╭─ DATA SECTION
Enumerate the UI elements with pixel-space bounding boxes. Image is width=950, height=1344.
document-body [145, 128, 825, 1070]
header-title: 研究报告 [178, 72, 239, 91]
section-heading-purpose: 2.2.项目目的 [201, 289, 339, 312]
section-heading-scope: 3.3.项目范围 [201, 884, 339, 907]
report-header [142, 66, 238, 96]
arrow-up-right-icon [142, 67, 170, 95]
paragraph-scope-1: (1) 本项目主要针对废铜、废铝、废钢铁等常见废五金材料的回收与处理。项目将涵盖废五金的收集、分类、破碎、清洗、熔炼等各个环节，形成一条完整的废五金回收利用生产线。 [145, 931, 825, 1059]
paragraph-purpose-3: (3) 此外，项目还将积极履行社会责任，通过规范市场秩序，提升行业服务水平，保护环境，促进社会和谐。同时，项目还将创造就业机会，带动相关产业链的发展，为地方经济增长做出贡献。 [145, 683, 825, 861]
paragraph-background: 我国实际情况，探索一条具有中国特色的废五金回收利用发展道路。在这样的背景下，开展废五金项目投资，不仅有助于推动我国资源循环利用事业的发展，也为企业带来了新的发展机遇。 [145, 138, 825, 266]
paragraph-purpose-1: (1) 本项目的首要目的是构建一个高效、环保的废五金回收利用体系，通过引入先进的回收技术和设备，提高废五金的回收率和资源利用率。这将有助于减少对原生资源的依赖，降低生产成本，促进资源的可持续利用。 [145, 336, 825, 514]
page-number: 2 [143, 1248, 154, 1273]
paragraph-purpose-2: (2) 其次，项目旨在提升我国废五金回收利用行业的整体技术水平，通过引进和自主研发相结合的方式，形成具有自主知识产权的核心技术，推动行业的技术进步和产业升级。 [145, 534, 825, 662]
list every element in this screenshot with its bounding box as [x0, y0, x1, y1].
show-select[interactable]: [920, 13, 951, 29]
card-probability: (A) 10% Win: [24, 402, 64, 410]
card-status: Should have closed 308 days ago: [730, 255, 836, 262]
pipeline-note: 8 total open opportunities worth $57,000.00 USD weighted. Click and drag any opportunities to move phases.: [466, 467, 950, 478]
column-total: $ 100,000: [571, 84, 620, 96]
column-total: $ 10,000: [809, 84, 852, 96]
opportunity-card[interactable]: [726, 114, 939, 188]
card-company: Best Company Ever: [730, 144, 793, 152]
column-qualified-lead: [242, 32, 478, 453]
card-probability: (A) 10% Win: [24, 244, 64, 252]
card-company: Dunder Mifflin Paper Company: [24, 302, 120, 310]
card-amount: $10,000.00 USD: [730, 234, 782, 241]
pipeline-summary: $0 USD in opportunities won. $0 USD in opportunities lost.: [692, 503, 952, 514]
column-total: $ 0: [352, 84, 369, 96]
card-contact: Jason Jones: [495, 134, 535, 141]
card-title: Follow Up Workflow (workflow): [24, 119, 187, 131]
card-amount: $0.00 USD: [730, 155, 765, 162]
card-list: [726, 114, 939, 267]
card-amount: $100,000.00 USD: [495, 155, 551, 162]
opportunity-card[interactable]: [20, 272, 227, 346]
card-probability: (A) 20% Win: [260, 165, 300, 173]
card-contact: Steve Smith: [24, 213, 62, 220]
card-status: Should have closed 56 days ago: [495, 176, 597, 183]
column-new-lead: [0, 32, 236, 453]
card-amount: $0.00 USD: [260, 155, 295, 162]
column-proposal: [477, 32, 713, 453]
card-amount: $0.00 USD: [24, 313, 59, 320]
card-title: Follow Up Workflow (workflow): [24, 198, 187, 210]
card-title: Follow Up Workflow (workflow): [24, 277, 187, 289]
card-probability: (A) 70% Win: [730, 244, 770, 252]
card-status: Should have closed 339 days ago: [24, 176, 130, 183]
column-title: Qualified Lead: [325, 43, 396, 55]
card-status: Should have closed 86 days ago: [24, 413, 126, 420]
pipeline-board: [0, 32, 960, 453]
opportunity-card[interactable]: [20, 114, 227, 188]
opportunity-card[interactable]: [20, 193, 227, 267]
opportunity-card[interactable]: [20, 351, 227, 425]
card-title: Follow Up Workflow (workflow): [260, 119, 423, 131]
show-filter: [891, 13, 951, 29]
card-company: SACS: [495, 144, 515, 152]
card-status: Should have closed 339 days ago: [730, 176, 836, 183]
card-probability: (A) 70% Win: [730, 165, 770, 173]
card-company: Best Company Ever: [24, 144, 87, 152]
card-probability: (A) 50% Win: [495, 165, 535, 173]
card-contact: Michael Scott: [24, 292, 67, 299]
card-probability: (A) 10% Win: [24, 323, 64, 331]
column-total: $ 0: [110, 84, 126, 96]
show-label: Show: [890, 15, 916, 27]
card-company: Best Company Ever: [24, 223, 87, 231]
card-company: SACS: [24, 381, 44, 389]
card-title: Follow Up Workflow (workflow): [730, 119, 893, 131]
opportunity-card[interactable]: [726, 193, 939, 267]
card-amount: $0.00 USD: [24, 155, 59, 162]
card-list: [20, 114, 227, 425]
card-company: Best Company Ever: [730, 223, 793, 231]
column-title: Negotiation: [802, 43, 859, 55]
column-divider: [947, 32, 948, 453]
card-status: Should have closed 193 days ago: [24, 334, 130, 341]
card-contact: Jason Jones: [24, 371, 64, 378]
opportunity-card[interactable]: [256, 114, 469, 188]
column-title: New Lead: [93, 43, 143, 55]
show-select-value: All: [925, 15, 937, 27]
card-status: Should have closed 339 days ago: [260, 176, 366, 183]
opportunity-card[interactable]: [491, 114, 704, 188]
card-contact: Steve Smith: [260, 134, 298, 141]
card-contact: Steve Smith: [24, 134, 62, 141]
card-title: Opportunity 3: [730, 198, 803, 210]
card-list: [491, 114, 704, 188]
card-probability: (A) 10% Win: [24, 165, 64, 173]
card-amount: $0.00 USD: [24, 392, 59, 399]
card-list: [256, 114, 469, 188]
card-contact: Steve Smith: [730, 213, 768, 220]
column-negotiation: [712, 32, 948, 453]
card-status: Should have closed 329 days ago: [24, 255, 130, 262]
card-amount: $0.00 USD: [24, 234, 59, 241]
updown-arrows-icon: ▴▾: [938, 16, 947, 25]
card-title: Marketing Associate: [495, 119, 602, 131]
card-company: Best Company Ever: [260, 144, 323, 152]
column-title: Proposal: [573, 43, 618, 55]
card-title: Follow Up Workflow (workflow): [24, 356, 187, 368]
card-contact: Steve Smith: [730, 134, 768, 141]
╰─
> _DIRECTIONS FOR THIS TASK_:
Output the items above again, line for line and unchanged.

> _FULL SOLUTION_:
Enumerate the UI elements with pixel-space bounding boxes. Image is width=950, height=1344.
document-body [145, 128, 825, 1070]
header-title: 研究报告 [178, 72, 239, 91]
section-heading-purpose: 2.2.项目目的 [201, 289, 339, 312]
section-heading-scope: 3.3.项目范围 [201, 884, 339, 907]
report-header [142, 66, 238, 96]
arrow-up-right-icon [142, 67, 170, 95]
paragraph-scope-1: (1) 本项目主要针对废铜、废铝、废钢铁等常见废五金材料的回收与处理。项目将涵盖废五金的收集、分类、破碎、清洗、熔炼等各个环节，形成一条完整的废五金回收利用生产线。 [145, 931, 825, 1059]
paragraph-purpose-3: (3) 此外，项目还将积极履行社会责任，通过规范市场秩序，提升行业服务水平，保护环境，促进社会和谐。同时，项目还将创造就业机会，带动相关产业链的发展，为地方经济增长做出贡献。 [145, 683, 825, 861]
paragraph-background: 我国实际情况，探索一条具有中国特色的废五金回收利用发展道路。在这样的背景下，开展废五金项目投资，不仅有助于推动我国资源循环利用事业的发展，也为企业带来了新的发展机遇。 [145, 138, 825, 266]
paragraph-purpose-1: (1) 本项目的首要目的是构建一个高效、环保的废五金回收利用体系，通过引入先进的回收技术和设备，提高废五金的回收率和资源利用率。这将有助于减少对原生资源的依赖，降低生产成本，促进资源的可持续利用。 [145, 336, 825, 514]
page-number: 2 [143, 1248, 154, 1273]
paragraph-purpose-2: (2) 其次，项目旨在提升我国废五金回收利用行业的整体技术水平，通过引进和自主研发相结合的方式，形成具有自主知识产权的核心技术，推动行业的技术进步和产业升级。 [145, 534, 825, 662]
list every element in this screenshot with its bounding box as [x0, y0, x1, y1].
show-select[interactable]: [920, 13, 951, 29]
card-probability: (A) 10% Win: [24, 402, 64, 410]
card-status: Should have closed 308 days ago: [730, 255, 836, 262]
pipeline-note: 8 total open opportunities worth $57,000.00 USD weighted. Click and drag any opportunities to move phases.: [466, 467, 950, 478]
column-total: $ 100,000: [571, 84, 620, 96]
column-total: $ 10,000: [809, 84, 852, 96]
opportunity-card[interactable]: [726, 114, 939, 188]
card-company: Best Company Ever: [730, 144, 793, 152]
column-qualified-lead: [242, 32, 478, 453]
card-probability: (A) 10% Win: [24, 244, 64, 252]
card-company: Dunder Mifflin Paper Company: [24, 302, 120, 310]
card-amount: $10,000.00 USD: [730, 234, 782, 241]
pipeline-summary: $0 USD in opportunities won. $0 USD in opportunities lost.: [692, 503, 952, 514]
column-total: $ 0: [352, 84, 369, 96]
card-contact: Jason Jones: [495, 134, 535, 141]
card-title: Follow Up Workflow (workflow): [24, 119, 187, 131]
card-amount: $0.00 USD: [730, 155, 765, 162]
card-list: [726, 114, 939, 267]
card-amount: $100,000.00 USD: [495, 155, 551, 162]
opportunity-card[interactable]: [20, 272, 227, 346]
card-probability: (A) 20% Win: [260, 165, 300, 173]
card-contact: Steve Smith: [24, 213, 62, 220]
card-status: Should have closed 56 days ago: [495, 176, 597, 183]
column-new-lead: [0, 32, 236, 453]
card-amount: $0.00 USD: [260, 155, 295, 162]
column-proposal: [477, 32, 713, 453]
card-amount: $0.00 USD: [24, 313, 59, 320]
card-title: Follow Up Workflow (workflow): [24, 198, 187, 210]
card-title: Follow Up Workflow (workflow): [24, 277, 187, 289]
card-probability: (A) 70% Win: [730, 244, 770, 252]
card-status: Should have closed 339 days ago: [24, 176, 130, 183]
column-title: Qualified Lead: [325, 43, 396, 55]
card-status: Should have closed 86 days ago: [24, 413, 126, 420]
pipeline-board: [0, 32, 960, 453]
opportunity-card[interactable]: [20, 114, 227, 188]
opportunity-card[interactable]: [20, 193, 227, 267]
opportunity-card[interactable]: [20, 351, 227, 425]
card-title: Follow Up Workflow (workflow): [260, 119, 423, 131]
show-filter: [891, 13, 951, 29]
card-company: SACS: [495, 144, 515, 152]
card-status: Should have closed 339 days ago: [730, 176, 836, 183]
card-probability: (A) 70% Win: [730, 165, 770, 173]
card-company: Best Company Ever: [24, 144, 87, 152]
card-probability: (A) 50% Win: [495, 165, 535, 173]
card-contact: Michael Scott: [24, 292, 67, 299]
card-probability: (A) 10% Win: [24, 323, 64, 331]
column-total: $ 0: [110, 84, 126, 96]
show-label: Show: [890, 15, 916, 27]
card-company: Best Company Ever: [24, 223, 87, 231]
card-company: SACS: [24, 381, 44, 389]
card-title: Follow Up Workflow (workflow): [730, 119, 893, 131]
opportunity-card[interactable]: [726, 193, 939, 267]
card-amount: $0.00 USD: [24, 155, 59, 162]
card-list: [20, 114, 227, 425]
card-company: Best Company Ever: [730, 223, 793, 231]
column-title: Negotiation: [802, 43, 859, 55]
column-divider: [947, 32, 948, 453]
card-status: Should have closed 193 days ago: [24, 334, 130, 341]
card-contact: Jason Jones: [24, 371, 64, 378]
opportunity-card[interactable]: [256, 114, 469, 188]
column-title: New Lead: [93, 43, 143, 55]
show-select-value: All: [925, 15, 937, 27]
card-status: Should have closed 339 days ago: [260, 176, 366, 183]
opportunity-card[interactable]: [491, 114, 704, 188]
card-contact: Steve Smith: [260, 134, 298, 141]
card-contact: Steve Smith: [24, 134, 62, 141]
card-title: Opportunity 3: [730, 198, 803, 210]
card-list: [491, 114, 704, 188]
card-probability: (A) 10% Win: [24, 165, 64, 173]
card-amount: $0.00 USD: [24, 392, 59, 399]
card-list: [256, 114, 469, 188]
card-contact: Steve Smith: [730, 213, 768, 220]
column-negotiation: [712, 32, 948, 453]
card-status: Should have closed 329 days ago: [24, 255, 130, 262]
card-amount: $0.00 USD: [24, 234, 59, 241]
updown-arrows-icon: ▴▾: [938, 16, 947, 25]
card-title: Marketing Associate: [495, 119, 602, 131]
card-company: Best Company Ever: [260, 144, 323, 152]
column-title: Proposal: [573, 43, 618, 55]
card-title: Follow Up Workflow (workflow): [24, 356, 187, 368]
card-contact: Steve Smith: [730, 134, 768, 141]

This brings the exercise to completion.